**Task requirements**.
Find all lines in the records that include the word "USDJPY", and copy them out.

**Available data**.
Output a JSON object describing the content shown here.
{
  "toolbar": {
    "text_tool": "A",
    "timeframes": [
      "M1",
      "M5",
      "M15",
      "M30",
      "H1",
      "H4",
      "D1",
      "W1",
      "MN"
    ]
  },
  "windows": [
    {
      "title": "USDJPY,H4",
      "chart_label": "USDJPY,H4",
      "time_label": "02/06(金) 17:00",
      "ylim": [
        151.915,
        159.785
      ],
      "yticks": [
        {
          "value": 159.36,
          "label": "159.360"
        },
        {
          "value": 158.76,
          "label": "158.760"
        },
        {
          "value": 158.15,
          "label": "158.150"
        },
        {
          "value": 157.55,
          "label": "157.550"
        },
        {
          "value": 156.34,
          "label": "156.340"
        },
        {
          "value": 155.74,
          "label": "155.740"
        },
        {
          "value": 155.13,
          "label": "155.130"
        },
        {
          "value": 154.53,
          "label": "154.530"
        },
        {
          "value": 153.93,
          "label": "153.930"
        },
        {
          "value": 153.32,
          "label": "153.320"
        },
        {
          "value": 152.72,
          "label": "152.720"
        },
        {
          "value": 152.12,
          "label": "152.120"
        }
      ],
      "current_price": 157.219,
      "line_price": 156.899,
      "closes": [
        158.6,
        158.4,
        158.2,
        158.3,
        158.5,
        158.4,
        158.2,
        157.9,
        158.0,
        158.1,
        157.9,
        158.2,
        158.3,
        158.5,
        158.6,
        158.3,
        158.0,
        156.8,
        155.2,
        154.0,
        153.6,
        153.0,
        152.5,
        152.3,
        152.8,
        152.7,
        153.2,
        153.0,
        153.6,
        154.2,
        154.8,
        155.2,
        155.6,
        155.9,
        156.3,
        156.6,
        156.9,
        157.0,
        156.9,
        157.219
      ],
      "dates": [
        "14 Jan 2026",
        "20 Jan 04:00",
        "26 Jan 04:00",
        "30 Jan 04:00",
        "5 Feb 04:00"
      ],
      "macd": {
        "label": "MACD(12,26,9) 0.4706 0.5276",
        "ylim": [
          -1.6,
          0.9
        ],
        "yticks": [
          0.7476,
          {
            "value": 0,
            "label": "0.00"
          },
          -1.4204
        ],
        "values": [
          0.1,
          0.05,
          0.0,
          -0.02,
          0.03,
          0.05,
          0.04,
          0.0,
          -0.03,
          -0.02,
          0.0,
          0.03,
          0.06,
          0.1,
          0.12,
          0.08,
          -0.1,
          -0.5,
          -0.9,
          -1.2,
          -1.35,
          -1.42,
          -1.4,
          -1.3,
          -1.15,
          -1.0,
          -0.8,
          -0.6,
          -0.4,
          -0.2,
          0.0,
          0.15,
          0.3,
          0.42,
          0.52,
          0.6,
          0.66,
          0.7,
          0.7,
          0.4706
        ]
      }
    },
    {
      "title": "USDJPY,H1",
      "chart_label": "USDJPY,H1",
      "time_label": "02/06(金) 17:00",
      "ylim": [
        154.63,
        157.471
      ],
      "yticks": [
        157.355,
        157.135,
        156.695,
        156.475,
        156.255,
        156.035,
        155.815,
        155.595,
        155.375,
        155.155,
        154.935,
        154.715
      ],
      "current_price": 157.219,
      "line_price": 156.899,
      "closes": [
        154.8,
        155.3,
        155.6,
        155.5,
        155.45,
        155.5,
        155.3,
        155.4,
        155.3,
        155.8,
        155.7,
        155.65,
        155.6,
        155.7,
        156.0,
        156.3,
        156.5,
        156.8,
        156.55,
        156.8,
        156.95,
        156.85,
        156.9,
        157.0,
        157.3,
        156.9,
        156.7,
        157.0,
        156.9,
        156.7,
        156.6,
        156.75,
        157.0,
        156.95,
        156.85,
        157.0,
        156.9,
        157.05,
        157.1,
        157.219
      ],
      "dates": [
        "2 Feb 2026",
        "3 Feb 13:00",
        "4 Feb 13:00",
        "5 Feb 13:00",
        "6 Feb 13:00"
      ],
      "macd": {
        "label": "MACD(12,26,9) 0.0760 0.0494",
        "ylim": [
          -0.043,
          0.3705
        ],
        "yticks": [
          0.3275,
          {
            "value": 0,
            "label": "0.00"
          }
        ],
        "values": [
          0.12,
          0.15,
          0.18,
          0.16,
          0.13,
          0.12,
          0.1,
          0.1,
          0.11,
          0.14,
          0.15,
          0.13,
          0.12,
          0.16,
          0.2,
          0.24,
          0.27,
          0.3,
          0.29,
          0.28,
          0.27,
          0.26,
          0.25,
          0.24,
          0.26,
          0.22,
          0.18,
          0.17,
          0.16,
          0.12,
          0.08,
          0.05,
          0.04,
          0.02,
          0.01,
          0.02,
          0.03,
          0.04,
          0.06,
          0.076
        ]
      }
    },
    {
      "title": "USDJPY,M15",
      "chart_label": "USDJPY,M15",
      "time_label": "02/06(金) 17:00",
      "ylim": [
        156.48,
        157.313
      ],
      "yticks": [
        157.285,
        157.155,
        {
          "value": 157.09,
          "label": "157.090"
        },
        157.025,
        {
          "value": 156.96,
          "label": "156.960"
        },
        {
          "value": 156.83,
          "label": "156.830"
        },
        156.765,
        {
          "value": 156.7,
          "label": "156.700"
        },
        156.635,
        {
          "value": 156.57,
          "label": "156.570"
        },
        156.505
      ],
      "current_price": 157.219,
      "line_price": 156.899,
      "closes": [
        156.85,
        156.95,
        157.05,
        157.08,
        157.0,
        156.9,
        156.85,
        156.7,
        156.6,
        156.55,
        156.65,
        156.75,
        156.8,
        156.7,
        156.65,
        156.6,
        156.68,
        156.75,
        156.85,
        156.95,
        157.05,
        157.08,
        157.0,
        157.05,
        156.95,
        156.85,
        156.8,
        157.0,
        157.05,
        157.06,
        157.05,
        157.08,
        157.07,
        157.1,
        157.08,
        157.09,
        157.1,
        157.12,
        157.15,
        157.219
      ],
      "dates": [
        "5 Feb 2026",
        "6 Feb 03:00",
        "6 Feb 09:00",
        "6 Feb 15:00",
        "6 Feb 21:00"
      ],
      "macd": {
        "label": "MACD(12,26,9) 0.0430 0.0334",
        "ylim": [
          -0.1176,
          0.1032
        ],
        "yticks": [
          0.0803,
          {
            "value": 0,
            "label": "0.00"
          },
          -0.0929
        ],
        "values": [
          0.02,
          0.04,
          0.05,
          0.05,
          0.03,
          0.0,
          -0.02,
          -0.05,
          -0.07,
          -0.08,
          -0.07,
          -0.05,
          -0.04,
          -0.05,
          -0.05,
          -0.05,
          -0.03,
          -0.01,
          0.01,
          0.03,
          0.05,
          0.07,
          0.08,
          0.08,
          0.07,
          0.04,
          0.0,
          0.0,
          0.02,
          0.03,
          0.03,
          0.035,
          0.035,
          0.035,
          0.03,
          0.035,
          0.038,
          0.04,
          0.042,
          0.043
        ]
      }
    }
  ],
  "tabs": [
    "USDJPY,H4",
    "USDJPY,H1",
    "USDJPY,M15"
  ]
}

**Expected answer**.
      "title": "USDJPY,H4",
      "chart_label": "USDJPY,H4",
      "title": "USDJPY,H1",
      "chart_label": "USDJPY,H1",
      "title": "USDJPY,M15",
      "chart_label": "USDJPY,M15",
    "USDJPY,H4",
    "USDJPY,H1",
    "USDJPY,M15"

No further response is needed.